-- Begin MATERIAL FOR THE TASK --
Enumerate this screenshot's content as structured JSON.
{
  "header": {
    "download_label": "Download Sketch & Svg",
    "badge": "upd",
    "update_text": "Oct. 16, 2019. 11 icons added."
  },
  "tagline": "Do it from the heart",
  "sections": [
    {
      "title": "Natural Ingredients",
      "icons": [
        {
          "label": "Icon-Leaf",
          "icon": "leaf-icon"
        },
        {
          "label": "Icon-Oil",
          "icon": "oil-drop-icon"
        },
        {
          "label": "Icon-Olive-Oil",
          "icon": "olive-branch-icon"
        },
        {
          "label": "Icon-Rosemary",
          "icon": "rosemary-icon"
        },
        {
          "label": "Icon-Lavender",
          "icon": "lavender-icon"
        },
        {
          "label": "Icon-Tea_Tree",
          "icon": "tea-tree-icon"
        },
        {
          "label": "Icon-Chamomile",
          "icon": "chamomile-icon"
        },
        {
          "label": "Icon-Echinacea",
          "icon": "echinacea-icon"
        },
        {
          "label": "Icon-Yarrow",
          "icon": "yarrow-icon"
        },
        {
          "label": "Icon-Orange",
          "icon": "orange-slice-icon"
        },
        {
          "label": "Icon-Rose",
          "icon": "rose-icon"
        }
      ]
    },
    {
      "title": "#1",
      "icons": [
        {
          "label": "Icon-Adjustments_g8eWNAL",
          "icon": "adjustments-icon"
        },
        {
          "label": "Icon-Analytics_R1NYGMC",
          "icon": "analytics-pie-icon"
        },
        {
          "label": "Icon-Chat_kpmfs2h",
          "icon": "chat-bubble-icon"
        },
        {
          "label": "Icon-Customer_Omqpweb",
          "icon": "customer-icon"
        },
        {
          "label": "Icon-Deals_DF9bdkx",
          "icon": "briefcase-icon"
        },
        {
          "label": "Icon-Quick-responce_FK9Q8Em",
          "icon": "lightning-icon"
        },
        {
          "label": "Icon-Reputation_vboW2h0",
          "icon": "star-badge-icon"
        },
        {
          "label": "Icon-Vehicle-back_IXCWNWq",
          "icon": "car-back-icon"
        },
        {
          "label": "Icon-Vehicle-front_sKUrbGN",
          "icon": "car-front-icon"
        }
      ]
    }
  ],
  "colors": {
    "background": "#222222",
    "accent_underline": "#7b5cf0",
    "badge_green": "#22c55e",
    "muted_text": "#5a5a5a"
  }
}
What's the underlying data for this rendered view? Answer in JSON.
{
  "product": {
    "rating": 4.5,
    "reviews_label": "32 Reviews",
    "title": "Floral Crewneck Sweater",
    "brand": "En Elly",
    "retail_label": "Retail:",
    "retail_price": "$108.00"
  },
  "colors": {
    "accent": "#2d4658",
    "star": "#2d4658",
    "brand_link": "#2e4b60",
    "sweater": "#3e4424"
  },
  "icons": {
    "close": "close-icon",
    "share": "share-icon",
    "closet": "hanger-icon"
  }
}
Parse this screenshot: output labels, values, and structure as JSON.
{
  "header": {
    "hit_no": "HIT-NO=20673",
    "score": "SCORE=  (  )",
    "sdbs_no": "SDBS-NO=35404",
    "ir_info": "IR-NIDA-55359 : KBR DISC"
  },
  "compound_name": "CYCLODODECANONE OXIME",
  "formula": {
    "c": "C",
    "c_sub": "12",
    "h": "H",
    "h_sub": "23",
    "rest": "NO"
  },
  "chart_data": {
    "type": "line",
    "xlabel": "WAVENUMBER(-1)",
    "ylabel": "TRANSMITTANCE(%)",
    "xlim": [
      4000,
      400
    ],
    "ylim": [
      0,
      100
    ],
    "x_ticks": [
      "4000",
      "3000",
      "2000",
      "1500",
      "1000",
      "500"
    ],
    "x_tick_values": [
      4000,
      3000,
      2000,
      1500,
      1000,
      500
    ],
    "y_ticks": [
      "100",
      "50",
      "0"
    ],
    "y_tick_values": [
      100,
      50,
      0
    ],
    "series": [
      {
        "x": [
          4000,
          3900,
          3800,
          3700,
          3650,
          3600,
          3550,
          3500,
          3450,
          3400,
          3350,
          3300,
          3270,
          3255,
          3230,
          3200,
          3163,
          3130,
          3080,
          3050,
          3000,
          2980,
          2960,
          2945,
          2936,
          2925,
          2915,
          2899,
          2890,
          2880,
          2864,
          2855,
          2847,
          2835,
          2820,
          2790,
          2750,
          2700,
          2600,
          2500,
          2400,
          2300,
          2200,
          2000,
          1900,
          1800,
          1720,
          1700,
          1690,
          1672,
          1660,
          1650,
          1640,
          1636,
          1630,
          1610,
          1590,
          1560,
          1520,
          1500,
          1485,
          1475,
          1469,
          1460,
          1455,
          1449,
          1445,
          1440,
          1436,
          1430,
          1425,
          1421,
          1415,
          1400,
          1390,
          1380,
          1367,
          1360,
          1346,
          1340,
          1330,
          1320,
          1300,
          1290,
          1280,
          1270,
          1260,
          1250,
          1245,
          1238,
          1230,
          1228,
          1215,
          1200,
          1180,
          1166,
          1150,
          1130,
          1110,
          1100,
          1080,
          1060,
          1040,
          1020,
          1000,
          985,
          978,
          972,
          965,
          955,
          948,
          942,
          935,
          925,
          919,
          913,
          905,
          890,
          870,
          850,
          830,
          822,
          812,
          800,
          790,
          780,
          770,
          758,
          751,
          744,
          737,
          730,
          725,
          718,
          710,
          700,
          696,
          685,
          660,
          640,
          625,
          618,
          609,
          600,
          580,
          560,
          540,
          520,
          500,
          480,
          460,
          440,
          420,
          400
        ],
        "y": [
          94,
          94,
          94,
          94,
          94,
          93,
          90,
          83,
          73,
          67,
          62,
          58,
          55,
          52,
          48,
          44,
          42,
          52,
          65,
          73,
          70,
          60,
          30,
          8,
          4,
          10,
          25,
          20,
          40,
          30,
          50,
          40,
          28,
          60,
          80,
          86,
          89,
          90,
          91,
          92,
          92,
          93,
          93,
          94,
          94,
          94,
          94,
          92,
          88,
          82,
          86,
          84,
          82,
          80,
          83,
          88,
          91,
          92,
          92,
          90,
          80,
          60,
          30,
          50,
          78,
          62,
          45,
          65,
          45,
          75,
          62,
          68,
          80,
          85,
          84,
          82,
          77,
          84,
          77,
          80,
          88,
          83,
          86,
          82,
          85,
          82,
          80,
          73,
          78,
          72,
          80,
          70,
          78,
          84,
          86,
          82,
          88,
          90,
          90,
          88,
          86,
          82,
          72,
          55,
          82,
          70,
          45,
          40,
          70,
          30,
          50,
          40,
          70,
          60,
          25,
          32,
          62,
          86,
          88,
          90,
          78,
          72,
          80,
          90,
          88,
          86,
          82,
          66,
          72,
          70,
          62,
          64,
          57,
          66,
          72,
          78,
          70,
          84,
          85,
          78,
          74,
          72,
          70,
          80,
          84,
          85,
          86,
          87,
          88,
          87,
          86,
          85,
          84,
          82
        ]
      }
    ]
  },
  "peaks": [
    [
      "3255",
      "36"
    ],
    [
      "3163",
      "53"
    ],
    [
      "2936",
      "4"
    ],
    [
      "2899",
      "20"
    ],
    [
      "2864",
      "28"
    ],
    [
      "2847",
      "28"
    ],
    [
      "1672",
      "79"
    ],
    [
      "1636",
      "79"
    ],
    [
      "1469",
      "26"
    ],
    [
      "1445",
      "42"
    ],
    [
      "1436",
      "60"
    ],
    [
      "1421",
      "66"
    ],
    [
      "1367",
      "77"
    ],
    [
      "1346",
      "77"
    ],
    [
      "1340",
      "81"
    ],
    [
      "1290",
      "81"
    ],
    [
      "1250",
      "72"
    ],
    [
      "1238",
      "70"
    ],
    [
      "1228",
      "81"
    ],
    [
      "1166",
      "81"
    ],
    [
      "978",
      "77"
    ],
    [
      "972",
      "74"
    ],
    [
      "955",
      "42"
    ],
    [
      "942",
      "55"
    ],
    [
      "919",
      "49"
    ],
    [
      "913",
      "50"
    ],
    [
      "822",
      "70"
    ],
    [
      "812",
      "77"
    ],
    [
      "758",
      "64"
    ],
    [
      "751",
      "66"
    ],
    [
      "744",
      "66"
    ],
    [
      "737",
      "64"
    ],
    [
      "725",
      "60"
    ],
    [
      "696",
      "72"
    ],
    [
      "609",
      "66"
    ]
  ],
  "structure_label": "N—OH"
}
-- End MATERIAL FOR THE TASK --
-- Begin MATERIAL FOR THE TASK --
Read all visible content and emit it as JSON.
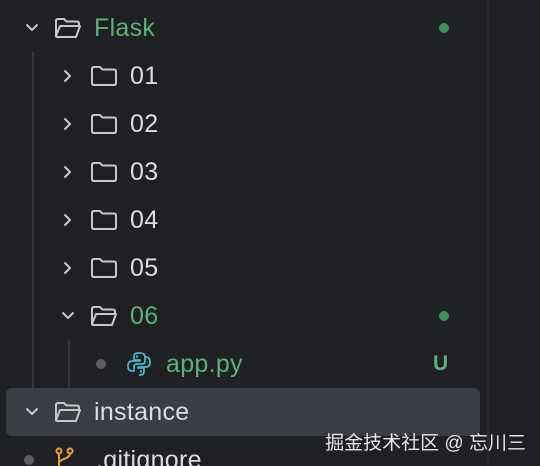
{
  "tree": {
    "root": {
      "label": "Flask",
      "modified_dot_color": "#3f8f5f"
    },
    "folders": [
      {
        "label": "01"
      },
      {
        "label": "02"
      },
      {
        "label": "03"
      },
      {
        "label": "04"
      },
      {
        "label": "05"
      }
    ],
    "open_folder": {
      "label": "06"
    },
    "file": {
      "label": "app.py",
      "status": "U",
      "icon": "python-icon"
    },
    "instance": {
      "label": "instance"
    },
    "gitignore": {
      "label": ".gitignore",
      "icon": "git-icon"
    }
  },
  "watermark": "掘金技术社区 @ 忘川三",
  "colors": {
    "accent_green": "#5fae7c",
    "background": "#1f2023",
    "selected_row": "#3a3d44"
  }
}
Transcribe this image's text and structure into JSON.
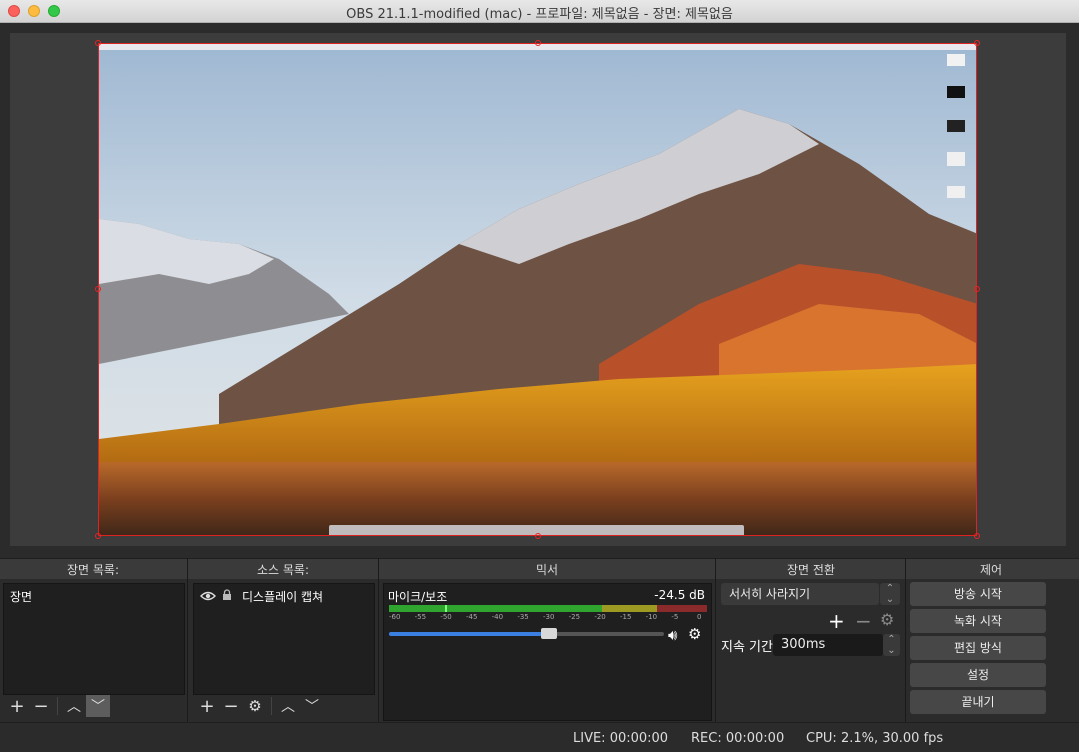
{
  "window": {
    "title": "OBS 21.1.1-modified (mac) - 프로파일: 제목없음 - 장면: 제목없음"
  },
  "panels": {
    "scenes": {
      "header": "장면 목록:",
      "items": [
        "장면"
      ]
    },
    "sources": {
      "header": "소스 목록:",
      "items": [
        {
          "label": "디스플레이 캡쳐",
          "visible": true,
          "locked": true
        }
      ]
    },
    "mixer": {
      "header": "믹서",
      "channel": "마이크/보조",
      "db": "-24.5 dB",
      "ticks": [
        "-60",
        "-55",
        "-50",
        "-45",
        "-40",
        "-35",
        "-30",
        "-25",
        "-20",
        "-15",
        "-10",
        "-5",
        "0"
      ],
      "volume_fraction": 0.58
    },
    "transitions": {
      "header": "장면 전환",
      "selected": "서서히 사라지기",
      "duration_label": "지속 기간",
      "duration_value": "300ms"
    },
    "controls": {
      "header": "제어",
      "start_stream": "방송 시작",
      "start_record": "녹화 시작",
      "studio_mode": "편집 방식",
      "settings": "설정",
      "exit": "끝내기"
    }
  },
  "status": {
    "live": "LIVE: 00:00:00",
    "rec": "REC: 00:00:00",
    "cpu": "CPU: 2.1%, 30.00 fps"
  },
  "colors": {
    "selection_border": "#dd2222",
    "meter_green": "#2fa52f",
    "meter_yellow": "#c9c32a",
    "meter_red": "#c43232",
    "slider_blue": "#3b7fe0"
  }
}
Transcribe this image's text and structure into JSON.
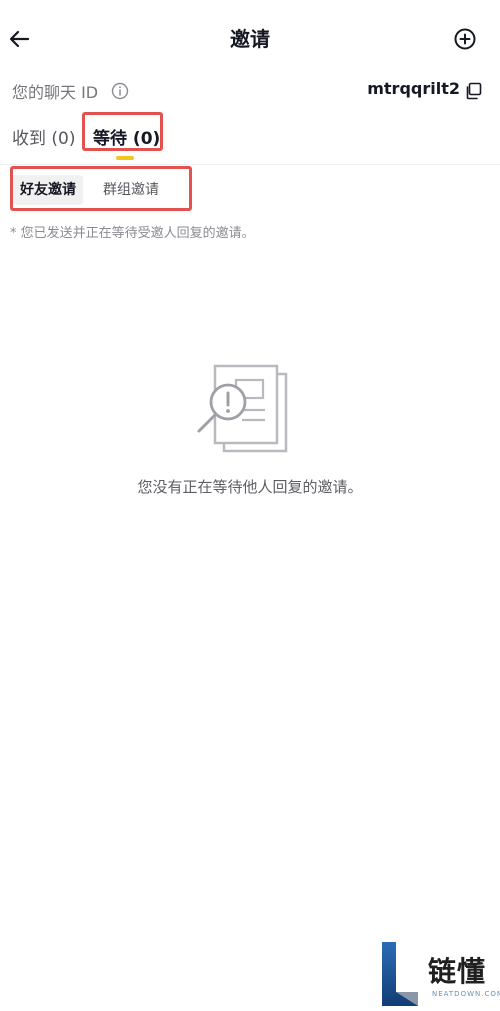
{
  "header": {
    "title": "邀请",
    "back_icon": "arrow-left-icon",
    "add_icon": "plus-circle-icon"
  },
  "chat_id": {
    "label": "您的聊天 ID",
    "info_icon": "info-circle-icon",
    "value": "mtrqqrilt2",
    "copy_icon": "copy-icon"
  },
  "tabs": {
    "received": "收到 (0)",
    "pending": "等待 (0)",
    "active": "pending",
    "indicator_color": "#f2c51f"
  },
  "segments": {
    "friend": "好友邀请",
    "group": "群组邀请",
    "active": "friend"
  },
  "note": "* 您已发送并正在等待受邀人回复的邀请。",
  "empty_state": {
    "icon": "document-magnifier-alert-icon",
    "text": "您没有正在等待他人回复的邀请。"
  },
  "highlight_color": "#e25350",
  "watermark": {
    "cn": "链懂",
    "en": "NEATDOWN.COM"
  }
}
-- End MATERIAL FOR THE TASK --
Within the entries above, how many lines contain "icons"? Respond with the number only.

**ANSWER TO THE EXERCISE:** 4